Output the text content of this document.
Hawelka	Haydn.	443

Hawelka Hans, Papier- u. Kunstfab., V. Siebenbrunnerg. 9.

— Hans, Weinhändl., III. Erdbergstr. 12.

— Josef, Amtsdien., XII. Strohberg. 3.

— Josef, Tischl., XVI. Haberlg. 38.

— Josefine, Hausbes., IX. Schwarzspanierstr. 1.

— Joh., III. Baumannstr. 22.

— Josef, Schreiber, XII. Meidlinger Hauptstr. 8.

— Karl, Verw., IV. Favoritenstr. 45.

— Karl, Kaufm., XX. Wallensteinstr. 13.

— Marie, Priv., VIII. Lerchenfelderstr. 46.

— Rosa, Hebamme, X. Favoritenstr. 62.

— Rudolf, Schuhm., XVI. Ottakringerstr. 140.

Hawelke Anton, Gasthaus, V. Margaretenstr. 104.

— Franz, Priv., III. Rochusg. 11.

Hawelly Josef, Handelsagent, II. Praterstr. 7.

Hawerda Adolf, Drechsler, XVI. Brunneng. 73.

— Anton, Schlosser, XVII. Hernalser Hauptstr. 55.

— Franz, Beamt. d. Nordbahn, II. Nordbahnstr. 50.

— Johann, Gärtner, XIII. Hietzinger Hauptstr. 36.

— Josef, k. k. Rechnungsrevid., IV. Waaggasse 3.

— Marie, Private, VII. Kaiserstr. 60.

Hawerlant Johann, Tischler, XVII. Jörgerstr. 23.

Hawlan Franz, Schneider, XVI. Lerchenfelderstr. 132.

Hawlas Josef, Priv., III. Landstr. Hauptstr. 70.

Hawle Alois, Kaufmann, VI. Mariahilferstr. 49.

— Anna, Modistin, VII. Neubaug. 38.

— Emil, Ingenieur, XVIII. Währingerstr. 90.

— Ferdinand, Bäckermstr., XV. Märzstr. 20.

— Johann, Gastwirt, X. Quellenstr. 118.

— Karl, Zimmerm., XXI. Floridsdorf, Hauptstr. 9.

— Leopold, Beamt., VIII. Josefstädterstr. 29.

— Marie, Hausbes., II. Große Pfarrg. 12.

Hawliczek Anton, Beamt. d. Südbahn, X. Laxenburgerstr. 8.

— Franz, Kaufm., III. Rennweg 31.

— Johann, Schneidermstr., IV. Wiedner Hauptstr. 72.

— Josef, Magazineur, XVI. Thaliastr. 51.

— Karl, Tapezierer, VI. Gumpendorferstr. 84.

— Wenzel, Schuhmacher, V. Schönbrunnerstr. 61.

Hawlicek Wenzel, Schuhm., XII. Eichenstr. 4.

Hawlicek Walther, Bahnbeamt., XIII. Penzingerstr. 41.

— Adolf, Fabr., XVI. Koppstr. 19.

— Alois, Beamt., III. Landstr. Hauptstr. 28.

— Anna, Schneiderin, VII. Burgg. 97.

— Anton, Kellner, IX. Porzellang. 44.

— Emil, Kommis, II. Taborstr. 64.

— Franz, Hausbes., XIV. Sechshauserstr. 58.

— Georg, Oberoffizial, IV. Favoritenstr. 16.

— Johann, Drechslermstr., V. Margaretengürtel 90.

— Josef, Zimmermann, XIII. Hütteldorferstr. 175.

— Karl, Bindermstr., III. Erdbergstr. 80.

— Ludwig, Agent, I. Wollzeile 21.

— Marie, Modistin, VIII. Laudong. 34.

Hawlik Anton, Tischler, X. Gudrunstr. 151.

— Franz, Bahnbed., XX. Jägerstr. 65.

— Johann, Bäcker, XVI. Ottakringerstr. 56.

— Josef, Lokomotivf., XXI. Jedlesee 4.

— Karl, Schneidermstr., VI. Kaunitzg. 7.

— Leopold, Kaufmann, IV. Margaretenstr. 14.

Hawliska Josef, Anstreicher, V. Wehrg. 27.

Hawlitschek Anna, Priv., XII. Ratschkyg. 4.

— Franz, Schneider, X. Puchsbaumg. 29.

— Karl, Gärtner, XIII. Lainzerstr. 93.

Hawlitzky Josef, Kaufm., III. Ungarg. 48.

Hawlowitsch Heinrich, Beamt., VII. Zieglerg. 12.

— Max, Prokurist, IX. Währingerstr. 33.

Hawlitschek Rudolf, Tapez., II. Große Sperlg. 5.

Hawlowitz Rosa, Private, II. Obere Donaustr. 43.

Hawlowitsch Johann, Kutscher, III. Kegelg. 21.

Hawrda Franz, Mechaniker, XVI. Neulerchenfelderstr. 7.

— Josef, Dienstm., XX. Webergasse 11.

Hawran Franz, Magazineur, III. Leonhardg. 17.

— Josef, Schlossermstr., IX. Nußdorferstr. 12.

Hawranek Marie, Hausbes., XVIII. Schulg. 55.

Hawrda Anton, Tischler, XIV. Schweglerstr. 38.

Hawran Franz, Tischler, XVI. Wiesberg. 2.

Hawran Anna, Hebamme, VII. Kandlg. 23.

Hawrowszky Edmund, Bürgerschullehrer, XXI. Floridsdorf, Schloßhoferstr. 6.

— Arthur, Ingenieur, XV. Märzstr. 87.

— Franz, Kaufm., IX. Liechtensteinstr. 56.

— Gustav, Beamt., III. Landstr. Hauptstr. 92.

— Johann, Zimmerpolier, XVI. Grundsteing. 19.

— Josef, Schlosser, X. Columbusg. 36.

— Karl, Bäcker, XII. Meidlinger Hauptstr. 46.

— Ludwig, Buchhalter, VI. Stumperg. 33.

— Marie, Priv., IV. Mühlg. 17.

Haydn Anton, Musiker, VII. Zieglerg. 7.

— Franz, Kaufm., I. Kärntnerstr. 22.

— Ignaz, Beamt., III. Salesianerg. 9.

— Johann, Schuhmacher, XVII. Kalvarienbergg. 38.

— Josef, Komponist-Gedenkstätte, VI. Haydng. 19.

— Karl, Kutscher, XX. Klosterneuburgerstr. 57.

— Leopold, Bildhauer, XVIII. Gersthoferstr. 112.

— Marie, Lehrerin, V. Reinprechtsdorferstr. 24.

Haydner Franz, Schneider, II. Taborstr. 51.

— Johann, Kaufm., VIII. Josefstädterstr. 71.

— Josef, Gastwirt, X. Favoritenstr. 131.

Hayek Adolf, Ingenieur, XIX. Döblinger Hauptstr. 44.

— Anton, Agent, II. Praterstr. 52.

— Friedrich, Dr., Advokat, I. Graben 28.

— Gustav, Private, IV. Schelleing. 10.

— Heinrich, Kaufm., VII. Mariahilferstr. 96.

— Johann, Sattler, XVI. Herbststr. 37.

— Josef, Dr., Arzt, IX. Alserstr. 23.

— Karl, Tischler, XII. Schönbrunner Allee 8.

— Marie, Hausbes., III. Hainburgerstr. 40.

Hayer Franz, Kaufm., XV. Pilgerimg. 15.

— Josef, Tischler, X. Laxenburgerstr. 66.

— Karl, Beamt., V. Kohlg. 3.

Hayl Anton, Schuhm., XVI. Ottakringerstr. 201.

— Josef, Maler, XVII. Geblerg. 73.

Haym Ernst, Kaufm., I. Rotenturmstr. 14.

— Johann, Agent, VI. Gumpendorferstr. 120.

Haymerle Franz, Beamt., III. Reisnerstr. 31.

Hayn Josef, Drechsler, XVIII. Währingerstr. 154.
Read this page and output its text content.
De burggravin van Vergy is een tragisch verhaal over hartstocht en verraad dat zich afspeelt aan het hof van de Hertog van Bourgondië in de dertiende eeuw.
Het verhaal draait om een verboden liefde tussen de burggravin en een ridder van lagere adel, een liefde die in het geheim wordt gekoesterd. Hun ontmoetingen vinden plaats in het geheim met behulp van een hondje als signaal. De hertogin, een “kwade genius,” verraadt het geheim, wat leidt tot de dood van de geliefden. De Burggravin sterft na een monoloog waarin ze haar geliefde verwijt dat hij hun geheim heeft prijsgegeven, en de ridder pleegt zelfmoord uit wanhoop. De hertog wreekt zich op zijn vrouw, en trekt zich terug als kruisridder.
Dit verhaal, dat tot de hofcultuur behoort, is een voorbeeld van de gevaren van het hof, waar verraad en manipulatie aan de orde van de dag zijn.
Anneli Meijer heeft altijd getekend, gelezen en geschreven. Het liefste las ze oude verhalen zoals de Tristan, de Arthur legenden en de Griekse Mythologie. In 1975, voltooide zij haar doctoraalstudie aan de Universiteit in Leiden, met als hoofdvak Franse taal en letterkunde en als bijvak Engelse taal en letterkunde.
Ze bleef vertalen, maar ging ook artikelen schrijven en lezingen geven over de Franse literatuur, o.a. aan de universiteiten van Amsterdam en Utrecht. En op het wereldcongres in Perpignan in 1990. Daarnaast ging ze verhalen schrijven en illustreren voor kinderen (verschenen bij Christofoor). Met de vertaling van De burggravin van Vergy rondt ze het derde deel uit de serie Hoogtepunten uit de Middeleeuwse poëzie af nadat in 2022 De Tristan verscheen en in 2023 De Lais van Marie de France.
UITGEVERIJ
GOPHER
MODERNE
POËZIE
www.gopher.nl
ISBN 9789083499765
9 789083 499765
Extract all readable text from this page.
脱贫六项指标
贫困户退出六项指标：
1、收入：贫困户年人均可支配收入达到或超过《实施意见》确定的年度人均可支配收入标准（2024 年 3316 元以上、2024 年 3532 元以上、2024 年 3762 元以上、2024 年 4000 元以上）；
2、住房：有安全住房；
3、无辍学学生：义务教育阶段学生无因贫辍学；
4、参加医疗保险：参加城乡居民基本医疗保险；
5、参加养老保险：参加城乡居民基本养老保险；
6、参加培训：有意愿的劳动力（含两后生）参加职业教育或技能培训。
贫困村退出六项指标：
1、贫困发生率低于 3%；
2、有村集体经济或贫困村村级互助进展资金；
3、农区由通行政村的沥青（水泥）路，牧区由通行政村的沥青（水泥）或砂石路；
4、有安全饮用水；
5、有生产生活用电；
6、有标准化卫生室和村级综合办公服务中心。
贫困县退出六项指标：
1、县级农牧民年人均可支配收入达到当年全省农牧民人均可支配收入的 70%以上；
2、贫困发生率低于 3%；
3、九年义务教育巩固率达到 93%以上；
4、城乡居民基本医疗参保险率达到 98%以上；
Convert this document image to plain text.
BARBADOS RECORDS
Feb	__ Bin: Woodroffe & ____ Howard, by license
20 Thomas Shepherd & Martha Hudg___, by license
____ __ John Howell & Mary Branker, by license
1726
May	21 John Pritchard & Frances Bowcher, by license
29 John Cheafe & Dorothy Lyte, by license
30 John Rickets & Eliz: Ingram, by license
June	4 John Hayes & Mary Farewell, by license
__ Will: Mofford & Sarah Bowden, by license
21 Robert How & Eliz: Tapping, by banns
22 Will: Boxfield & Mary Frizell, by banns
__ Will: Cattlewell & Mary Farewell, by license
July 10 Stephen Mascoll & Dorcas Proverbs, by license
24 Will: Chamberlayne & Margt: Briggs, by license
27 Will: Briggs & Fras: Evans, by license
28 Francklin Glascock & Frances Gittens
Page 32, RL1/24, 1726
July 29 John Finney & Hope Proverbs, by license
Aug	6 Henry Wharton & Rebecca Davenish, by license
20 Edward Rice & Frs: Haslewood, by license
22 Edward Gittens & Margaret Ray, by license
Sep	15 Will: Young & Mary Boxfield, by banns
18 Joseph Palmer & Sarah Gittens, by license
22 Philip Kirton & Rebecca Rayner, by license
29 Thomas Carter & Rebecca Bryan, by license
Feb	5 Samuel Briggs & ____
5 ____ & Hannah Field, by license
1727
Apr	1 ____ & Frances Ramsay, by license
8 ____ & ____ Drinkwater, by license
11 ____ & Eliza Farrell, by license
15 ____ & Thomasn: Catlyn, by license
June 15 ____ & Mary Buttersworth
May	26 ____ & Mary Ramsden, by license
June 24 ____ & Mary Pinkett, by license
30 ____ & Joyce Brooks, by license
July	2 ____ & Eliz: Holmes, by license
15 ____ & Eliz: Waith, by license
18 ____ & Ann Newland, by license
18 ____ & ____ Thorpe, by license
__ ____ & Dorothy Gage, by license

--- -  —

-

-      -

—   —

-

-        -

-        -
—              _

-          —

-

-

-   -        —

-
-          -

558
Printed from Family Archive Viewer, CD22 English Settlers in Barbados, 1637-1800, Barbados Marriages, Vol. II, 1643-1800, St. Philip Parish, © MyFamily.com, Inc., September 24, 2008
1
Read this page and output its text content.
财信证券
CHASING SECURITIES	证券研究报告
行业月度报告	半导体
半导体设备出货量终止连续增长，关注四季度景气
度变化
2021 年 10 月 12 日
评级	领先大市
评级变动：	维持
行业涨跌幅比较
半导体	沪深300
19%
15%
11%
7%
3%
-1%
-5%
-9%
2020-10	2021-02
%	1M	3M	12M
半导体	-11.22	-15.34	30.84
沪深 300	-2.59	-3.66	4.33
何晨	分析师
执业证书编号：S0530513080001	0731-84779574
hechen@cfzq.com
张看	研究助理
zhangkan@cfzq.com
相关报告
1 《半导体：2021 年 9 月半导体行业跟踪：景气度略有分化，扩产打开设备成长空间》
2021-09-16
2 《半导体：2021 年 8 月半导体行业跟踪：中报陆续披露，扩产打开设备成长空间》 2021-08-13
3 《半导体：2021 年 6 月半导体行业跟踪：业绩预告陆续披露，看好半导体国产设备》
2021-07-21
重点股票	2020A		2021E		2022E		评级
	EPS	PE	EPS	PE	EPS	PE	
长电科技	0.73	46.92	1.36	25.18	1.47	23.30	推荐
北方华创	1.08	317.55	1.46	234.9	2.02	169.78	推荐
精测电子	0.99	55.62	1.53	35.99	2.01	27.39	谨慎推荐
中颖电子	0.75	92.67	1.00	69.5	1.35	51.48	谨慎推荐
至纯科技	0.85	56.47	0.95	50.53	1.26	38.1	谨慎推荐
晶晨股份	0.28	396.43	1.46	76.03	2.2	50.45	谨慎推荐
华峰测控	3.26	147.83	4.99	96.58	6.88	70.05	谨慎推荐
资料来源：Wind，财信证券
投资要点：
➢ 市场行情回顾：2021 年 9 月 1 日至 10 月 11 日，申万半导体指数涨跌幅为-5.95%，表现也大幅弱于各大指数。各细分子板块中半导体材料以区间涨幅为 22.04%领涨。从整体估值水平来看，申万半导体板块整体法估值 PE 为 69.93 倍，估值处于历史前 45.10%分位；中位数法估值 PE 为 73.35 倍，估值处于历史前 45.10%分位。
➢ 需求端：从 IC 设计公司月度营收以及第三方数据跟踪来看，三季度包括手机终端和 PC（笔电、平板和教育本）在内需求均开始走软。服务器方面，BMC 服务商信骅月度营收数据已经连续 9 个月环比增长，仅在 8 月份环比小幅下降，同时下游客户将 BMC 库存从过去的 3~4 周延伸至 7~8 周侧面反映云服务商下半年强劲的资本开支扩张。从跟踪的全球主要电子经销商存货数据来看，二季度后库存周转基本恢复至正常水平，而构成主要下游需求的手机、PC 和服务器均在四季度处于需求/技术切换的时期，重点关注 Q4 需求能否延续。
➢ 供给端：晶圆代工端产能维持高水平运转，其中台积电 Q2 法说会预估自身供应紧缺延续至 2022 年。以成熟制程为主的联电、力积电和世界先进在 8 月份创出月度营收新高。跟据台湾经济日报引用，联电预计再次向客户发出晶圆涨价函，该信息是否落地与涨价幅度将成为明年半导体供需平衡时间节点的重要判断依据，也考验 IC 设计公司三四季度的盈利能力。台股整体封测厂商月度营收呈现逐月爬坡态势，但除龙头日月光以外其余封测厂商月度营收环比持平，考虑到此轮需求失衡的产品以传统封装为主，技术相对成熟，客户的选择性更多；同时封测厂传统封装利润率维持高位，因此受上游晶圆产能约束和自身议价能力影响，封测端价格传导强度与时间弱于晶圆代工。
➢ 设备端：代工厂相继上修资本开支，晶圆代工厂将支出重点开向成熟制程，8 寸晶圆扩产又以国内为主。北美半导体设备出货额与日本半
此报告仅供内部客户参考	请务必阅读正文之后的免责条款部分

__GIVEN EXERCISE__
Take every line from the data above that holds "Ottakringerstr" and copy it out.

__RESULT OF THE EXERCISE__
— Rudolf, Schuhm., XVI. Ottakringerstr. 140.
— Johann, Bäcker, XVI. Ottakringerstr. 56.
Hayl Anton, Schuhm., XVI. Ottakringerstr. 201.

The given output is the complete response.